▶ [DOCUMENT EXTRACT]:
Further, he also pointed out that tying arrangements were only partially addressed, citing TADA’s requirement for OEMs to place dedicated Google app buttons (e.g., YouTube) on their remote controls. He noted that the requirement to place Google buttons and the requisite disclaimers was not dealt with or no longer required in the Settlement, but the DG had called it out in the clear definition of an unrelated supplementary condition in violation of the Act. In his view, the remedies (e.g., waiver letters, reminders of existing flexibility) were nothing more than cosmetic in nature. The remedies did not alter the licensing structure in any meaningful way or provide any competitive space for alternatives to Google services. The structural issues- particularly TADA’s pre-installs- continued to exist.

▶ [DIRECTION]:
Answer these questions about the settlement text:
1. Which Google app is given as an example of a dedicated remote-control button?
2. What two examples of remedies are listed?
3. Which structural issue is named as still existing?

▶ [DATA ROWS]:
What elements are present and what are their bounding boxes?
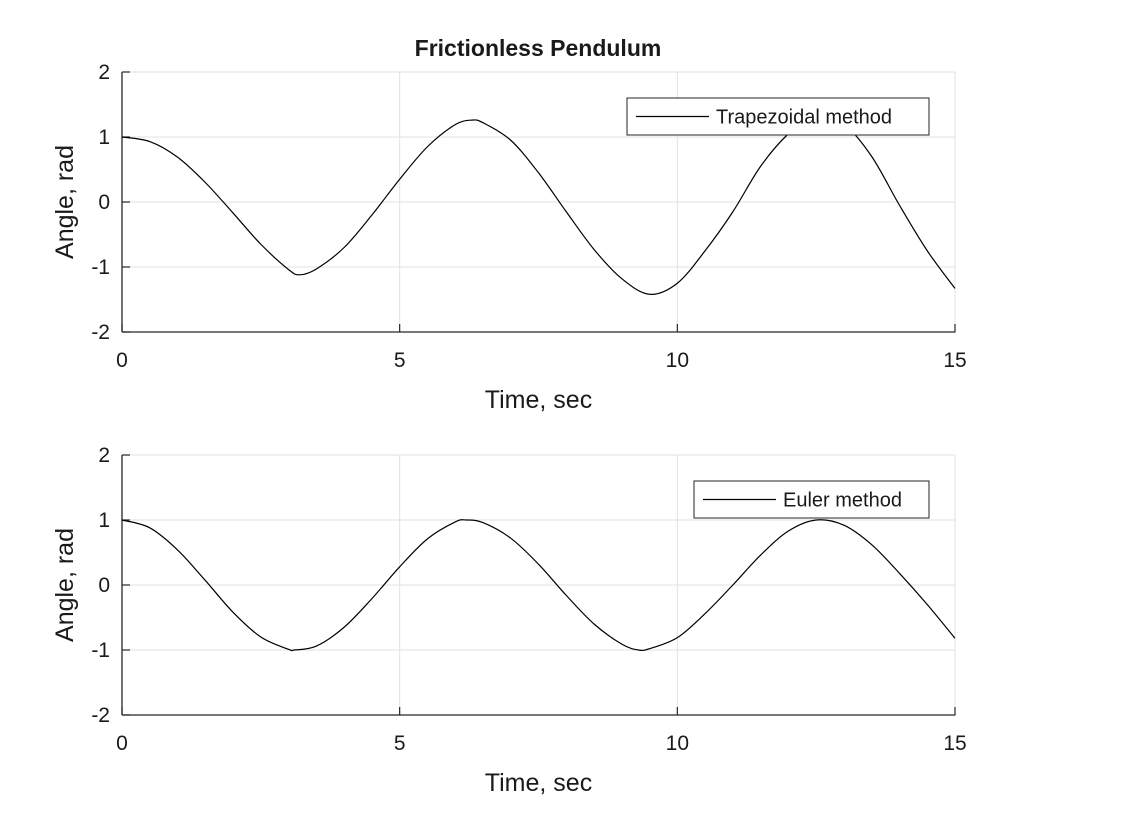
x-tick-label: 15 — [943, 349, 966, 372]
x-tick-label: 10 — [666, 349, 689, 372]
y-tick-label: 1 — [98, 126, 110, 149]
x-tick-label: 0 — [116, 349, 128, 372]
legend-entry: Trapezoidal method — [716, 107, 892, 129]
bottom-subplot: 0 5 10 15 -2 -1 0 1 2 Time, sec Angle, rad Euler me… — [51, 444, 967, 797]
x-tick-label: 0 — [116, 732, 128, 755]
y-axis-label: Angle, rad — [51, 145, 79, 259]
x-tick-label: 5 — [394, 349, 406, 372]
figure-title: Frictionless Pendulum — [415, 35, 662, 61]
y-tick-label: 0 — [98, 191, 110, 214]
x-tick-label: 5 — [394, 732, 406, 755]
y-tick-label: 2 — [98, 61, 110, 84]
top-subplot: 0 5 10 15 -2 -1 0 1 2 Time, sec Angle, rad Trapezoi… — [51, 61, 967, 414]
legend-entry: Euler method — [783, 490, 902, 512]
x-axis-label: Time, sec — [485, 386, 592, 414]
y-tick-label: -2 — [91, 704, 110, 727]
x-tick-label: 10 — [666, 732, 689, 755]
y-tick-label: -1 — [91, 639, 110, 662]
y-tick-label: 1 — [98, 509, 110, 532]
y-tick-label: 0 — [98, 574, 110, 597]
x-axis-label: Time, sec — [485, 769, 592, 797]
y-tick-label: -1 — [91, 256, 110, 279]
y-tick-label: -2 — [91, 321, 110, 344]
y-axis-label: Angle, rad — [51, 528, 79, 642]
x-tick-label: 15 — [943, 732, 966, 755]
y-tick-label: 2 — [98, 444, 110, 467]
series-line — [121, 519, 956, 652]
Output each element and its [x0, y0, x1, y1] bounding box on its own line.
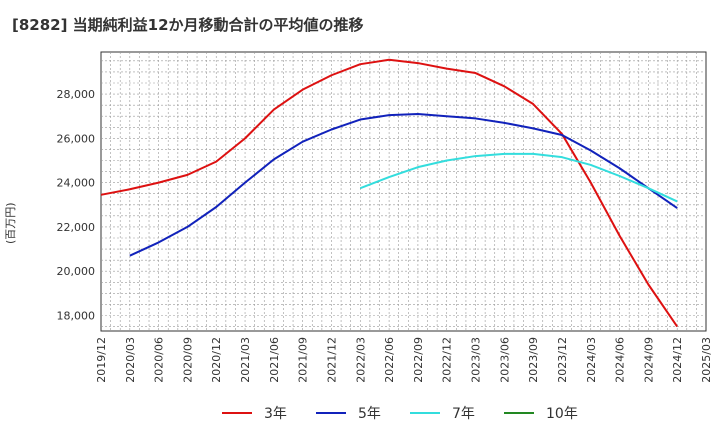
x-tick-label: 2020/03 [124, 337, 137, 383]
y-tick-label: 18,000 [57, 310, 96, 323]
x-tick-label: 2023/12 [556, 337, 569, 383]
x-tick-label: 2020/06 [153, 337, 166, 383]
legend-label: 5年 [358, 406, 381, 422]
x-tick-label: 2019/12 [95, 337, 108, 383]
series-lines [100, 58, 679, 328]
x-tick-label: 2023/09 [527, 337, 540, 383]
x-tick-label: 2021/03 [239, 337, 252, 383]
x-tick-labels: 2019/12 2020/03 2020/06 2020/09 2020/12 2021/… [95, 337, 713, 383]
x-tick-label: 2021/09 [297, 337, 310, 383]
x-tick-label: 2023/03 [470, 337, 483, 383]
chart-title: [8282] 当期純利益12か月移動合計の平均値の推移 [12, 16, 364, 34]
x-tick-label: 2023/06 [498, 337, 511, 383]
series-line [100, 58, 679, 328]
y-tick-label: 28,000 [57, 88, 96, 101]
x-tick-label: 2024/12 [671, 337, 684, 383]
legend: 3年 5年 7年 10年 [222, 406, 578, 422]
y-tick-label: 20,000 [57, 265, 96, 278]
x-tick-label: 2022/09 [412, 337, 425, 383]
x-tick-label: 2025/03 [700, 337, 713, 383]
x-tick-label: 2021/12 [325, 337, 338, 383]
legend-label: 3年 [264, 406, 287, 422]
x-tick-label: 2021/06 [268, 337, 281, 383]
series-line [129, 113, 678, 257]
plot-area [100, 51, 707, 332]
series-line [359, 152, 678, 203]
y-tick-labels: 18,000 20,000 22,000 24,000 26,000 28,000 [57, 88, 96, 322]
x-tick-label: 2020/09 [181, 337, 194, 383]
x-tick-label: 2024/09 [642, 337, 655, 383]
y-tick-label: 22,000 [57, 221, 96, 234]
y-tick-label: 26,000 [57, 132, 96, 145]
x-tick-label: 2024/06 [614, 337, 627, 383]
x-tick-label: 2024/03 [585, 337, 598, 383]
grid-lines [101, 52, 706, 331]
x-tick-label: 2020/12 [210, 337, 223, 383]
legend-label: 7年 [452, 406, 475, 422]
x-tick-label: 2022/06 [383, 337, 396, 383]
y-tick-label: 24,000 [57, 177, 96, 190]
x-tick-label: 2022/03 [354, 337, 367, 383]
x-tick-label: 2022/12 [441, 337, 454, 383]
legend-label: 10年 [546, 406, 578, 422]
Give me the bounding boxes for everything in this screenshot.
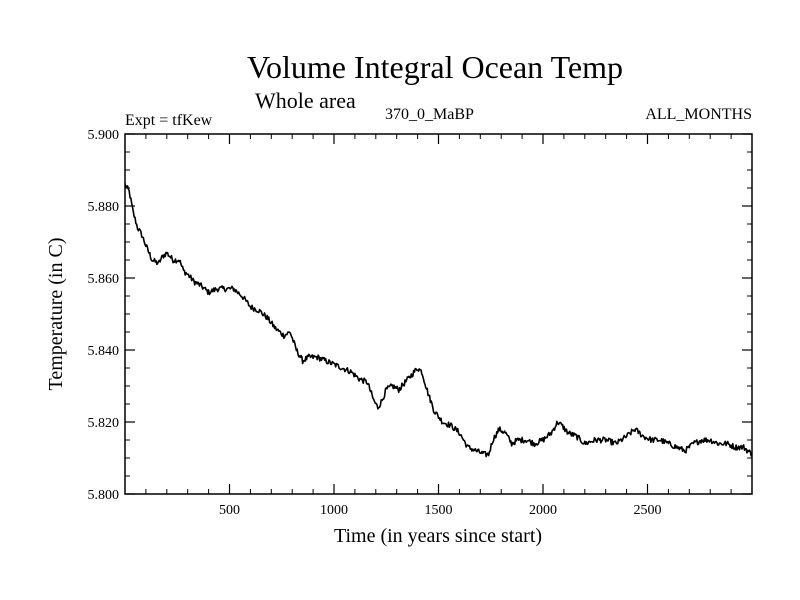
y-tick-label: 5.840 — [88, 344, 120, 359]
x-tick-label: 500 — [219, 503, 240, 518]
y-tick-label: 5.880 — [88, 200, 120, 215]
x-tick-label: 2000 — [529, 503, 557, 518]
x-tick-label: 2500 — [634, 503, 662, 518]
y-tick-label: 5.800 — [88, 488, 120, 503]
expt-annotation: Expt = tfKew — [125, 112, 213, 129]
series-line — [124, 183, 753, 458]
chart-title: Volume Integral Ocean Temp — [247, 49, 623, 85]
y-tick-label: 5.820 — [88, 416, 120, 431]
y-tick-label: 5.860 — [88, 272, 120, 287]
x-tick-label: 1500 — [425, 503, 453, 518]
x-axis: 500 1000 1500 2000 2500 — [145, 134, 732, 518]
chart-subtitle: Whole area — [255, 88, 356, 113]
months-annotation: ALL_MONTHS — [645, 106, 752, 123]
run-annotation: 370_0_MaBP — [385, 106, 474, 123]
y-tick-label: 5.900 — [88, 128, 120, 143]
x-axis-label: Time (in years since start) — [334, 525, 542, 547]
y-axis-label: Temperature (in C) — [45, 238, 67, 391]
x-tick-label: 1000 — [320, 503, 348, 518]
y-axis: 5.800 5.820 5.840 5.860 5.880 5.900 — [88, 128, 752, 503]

---

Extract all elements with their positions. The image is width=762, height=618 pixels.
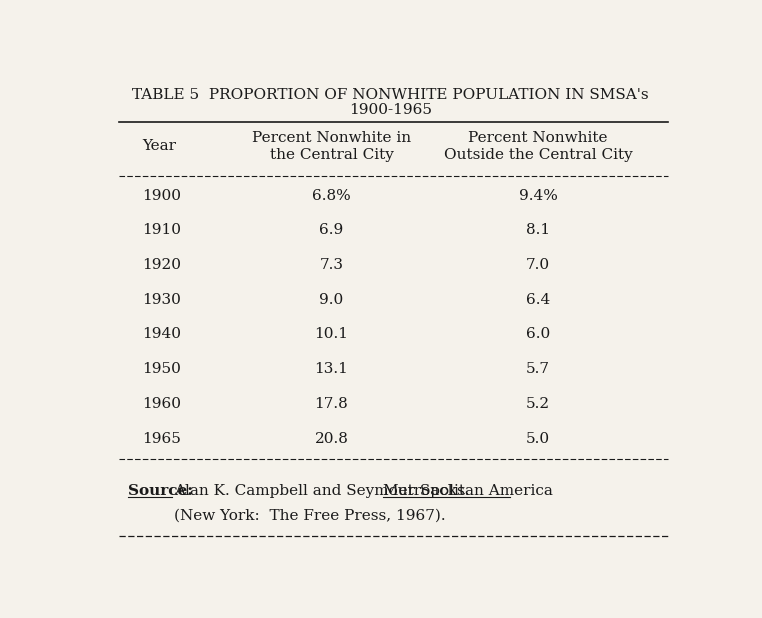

▶ [FINISHED EXERCISE]:
1. YouTube
2. Waiver letters and reminders of existing flexibility
3. TADA's pre-installs